━━ Given data ━━
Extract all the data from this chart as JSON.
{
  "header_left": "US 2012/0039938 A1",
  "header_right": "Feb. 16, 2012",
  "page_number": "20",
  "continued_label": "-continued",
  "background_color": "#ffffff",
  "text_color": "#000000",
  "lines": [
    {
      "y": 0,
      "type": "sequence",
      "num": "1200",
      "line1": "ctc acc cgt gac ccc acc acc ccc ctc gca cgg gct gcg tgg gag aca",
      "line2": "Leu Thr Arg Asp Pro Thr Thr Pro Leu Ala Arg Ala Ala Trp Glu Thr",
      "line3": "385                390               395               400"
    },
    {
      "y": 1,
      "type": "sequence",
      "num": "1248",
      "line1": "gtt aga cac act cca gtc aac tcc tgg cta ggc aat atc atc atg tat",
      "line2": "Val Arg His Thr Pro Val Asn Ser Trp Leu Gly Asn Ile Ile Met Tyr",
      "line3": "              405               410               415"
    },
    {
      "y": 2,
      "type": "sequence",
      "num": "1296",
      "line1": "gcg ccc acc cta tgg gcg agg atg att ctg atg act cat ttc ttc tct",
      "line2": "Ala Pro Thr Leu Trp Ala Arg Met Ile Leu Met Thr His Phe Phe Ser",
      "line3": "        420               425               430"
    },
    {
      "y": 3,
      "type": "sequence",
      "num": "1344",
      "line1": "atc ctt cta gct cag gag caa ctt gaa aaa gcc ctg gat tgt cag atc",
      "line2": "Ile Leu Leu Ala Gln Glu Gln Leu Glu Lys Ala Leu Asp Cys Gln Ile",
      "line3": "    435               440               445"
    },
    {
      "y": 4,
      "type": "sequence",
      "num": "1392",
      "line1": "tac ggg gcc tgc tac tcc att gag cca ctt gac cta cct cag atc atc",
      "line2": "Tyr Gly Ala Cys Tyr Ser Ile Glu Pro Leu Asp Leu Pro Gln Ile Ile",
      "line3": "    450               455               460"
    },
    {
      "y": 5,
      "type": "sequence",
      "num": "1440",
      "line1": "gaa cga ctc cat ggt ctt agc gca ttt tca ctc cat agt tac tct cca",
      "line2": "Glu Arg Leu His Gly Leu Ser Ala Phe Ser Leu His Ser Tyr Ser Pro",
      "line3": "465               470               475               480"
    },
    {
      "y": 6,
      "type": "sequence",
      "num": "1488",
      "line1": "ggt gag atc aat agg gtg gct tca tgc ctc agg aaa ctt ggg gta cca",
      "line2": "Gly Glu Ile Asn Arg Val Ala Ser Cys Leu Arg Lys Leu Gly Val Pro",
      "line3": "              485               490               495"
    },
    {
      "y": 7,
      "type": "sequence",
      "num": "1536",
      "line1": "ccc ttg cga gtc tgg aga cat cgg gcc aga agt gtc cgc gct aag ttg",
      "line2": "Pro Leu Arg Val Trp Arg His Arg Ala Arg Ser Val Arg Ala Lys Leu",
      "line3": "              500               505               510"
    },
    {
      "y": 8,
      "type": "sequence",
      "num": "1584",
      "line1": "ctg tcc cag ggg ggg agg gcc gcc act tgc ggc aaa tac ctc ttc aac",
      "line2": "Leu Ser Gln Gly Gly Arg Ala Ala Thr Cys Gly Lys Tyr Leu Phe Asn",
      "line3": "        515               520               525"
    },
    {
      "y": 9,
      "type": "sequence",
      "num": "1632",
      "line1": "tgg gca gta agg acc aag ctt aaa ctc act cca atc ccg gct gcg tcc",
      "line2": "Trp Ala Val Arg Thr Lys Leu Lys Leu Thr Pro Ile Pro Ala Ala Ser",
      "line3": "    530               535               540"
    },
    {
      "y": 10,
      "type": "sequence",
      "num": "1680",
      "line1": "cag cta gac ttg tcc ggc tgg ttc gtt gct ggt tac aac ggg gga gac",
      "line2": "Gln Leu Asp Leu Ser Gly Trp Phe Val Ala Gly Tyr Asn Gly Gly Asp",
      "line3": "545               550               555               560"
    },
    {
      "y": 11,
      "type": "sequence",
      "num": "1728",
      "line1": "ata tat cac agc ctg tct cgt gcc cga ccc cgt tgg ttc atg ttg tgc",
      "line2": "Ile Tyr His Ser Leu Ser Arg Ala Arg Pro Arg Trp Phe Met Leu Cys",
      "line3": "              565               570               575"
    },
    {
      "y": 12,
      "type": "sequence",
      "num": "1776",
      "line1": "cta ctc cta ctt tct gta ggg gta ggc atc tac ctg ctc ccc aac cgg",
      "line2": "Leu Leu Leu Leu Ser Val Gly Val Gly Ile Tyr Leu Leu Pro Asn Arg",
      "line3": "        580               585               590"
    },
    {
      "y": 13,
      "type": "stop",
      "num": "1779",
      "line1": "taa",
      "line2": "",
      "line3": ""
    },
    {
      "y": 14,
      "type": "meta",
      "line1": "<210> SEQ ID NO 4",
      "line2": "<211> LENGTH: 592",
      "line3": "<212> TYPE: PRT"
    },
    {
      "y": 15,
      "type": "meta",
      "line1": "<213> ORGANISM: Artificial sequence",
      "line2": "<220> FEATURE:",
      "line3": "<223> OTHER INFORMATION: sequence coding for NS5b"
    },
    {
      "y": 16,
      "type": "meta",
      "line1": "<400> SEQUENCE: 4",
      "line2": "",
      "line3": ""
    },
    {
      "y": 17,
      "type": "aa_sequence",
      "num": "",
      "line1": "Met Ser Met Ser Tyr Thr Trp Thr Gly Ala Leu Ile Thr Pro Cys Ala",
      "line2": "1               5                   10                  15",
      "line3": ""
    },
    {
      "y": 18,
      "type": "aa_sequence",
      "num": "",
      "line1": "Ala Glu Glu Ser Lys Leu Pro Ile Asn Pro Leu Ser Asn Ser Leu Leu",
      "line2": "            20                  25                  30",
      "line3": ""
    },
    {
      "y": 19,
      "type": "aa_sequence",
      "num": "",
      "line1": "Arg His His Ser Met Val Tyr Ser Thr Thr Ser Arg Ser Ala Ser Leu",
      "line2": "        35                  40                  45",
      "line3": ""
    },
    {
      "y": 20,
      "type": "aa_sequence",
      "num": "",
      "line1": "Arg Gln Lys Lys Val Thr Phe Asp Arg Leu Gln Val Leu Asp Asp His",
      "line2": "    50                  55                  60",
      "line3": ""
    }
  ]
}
━━━
━━ Given data ━━
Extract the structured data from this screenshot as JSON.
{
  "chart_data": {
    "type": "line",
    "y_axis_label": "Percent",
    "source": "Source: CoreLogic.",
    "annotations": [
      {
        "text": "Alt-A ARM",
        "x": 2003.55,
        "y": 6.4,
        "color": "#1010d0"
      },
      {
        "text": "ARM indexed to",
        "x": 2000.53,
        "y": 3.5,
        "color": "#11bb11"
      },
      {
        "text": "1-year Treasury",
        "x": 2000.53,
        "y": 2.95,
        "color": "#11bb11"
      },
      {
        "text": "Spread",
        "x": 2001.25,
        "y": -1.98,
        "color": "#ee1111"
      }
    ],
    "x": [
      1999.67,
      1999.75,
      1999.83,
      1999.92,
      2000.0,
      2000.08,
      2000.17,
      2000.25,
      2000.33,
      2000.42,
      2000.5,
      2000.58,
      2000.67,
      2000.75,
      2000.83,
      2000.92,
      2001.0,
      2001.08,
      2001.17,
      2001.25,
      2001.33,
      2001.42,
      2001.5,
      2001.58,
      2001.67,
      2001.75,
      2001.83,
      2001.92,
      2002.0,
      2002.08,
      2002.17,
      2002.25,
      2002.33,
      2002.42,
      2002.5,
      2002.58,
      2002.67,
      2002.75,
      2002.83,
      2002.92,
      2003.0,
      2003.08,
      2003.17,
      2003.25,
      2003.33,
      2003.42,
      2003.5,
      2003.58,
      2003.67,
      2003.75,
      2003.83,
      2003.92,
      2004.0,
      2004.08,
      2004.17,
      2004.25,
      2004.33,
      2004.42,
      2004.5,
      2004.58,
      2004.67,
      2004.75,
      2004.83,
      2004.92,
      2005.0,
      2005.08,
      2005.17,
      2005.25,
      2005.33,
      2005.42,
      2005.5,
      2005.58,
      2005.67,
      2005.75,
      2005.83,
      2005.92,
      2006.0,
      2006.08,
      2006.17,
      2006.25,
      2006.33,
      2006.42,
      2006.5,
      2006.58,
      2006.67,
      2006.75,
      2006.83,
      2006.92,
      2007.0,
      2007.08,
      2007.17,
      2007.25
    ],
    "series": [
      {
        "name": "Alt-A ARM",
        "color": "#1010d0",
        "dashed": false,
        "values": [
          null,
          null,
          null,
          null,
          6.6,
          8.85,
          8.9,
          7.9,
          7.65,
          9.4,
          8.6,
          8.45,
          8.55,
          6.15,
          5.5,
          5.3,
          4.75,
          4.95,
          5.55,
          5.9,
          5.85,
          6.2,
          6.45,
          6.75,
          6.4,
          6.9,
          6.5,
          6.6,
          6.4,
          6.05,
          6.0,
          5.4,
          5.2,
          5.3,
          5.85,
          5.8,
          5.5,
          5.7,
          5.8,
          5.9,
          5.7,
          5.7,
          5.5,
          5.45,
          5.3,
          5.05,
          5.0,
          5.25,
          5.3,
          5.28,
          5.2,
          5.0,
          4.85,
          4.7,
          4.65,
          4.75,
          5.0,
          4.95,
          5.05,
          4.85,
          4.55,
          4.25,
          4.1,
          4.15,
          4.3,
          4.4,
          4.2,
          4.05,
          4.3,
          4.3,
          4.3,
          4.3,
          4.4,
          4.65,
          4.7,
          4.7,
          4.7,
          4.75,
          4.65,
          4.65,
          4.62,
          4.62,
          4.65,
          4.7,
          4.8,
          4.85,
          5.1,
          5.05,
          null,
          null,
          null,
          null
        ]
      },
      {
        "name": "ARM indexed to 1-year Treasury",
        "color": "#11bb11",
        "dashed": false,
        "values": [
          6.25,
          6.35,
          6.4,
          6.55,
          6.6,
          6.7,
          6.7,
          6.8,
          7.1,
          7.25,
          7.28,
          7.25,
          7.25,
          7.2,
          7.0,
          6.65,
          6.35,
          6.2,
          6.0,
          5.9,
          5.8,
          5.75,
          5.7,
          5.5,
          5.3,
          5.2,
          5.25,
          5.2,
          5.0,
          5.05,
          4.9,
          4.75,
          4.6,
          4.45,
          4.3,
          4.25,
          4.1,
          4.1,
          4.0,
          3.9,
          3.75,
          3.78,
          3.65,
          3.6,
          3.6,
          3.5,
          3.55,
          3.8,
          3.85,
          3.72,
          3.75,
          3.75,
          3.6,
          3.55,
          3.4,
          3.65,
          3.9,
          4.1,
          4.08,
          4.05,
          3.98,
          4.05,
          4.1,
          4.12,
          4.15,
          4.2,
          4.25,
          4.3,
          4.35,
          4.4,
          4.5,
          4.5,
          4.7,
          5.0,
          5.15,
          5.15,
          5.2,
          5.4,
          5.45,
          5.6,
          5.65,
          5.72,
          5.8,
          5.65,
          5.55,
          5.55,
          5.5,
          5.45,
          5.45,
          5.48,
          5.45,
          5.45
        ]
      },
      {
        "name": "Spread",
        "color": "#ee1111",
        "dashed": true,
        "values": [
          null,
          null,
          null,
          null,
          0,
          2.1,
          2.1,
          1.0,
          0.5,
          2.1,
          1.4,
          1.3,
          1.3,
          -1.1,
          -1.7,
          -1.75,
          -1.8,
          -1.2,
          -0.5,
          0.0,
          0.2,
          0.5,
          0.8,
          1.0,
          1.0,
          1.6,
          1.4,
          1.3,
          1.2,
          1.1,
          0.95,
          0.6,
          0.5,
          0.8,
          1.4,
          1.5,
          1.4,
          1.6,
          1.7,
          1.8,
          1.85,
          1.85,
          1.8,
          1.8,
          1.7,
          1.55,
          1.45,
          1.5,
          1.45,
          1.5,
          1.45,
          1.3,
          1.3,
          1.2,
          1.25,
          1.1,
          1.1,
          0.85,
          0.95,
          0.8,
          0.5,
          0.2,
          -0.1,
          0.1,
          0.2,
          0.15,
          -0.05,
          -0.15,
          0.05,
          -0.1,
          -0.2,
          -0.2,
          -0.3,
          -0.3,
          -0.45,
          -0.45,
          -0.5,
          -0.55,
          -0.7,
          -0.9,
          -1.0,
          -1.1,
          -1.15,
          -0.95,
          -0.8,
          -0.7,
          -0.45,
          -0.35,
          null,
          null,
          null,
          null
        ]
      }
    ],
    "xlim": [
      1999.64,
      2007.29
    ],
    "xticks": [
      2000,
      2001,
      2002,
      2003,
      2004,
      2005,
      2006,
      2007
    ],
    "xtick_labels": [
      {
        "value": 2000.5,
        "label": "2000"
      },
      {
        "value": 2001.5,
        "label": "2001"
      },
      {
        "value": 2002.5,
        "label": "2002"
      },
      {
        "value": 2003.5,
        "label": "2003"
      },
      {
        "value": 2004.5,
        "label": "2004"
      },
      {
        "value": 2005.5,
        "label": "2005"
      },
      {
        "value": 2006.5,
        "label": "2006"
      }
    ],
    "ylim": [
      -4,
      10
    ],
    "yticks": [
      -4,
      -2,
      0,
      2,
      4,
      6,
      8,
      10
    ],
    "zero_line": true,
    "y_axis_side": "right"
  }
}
━━━
> _Instructions to follow_
Where does the word "name" appear? Return each line that holds it.

> _Answer to this exercise_
        "name": "Alt-A ARM",
        "name": "ARM indexed to 1-year Treasury",
        "name": "Spread",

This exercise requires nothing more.